● What to produce
List each line of the data that holds the word "JSON".

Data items
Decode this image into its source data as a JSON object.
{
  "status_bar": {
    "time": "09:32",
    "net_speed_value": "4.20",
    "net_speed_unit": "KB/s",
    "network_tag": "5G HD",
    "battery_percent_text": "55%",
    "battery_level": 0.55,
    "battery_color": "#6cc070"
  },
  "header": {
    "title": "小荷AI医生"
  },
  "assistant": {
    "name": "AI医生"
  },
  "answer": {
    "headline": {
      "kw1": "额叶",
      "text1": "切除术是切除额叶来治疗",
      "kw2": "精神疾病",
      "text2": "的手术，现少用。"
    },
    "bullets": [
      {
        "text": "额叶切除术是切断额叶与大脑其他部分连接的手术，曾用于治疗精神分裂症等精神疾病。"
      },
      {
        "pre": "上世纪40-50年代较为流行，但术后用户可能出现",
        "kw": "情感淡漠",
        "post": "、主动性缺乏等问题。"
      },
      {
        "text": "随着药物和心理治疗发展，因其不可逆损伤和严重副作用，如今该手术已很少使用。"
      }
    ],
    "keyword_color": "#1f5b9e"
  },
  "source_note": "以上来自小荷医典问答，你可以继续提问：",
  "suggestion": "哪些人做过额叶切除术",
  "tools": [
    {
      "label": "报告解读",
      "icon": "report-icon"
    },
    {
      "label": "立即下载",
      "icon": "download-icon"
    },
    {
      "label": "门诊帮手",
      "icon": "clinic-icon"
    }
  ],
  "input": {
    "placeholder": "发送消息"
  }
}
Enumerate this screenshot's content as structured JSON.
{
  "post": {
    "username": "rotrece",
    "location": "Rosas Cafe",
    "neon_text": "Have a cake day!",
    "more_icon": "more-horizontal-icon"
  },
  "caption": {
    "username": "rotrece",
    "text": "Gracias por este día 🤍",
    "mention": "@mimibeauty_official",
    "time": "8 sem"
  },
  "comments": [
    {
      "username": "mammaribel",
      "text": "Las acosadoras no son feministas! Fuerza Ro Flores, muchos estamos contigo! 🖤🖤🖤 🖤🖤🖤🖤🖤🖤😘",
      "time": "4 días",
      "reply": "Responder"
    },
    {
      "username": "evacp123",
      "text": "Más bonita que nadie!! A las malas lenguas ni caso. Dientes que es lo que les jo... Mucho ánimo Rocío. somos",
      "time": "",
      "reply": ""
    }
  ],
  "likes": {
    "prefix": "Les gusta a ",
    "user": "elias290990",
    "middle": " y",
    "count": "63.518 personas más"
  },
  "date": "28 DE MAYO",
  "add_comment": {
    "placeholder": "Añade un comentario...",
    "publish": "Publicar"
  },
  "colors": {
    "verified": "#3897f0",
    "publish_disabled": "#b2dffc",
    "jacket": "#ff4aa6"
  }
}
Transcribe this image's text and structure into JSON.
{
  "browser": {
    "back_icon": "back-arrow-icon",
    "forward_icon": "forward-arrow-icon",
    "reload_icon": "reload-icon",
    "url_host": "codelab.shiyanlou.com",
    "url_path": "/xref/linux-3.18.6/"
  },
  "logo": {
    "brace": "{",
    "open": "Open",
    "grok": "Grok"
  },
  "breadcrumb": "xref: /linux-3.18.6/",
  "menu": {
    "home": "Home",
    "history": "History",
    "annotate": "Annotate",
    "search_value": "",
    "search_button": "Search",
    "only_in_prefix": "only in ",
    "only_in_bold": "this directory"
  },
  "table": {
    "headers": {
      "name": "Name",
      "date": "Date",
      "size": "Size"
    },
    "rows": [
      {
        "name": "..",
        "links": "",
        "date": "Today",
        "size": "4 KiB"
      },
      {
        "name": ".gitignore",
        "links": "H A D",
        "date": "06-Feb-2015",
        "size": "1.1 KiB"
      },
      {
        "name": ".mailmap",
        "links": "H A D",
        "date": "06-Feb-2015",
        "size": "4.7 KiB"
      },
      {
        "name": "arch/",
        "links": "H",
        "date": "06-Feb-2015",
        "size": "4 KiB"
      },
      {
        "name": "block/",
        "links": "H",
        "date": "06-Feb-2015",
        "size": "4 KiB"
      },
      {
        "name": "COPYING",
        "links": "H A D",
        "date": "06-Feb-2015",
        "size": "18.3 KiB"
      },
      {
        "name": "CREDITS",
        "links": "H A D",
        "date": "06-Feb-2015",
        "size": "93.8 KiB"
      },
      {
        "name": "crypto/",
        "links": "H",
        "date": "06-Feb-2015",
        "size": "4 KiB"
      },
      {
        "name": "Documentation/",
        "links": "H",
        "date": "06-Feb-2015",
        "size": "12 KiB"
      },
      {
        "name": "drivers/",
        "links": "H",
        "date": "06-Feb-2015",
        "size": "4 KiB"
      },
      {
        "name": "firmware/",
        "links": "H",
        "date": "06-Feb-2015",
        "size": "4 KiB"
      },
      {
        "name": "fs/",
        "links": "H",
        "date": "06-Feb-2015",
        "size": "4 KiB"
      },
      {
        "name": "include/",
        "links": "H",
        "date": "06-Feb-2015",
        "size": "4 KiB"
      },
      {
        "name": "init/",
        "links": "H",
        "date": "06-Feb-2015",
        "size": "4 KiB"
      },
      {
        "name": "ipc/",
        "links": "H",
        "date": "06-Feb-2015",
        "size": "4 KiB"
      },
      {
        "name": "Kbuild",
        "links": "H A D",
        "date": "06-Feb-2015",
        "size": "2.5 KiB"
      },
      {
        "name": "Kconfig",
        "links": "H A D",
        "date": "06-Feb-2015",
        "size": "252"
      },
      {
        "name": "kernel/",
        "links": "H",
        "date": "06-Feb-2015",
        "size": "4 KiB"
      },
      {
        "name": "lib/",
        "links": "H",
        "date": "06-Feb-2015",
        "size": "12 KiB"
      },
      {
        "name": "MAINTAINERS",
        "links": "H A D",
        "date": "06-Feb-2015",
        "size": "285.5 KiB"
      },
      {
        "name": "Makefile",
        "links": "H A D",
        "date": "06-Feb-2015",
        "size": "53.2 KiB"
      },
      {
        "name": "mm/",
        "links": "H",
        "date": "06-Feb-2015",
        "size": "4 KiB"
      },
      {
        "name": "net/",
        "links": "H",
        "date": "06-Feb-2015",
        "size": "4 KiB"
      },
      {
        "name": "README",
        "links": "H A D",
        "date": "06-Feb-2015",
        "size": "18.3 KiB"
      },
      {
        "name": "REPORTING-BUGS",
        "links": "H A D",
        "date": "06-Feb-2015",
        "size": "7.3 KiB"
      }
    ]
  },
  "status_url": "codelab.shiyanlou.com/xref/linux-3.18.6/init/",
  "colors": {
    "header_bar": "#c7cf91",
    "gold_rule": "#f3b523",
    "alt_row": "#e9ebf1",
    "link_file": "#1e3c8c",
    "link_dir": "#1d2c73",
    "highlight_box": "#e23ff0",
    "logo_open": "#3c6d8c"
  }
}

● The response
Decode this image into its source data as a JSON object.
Enumerate this screenshot's content as structured JSON.
Transcribe this image's text and structure into JSON.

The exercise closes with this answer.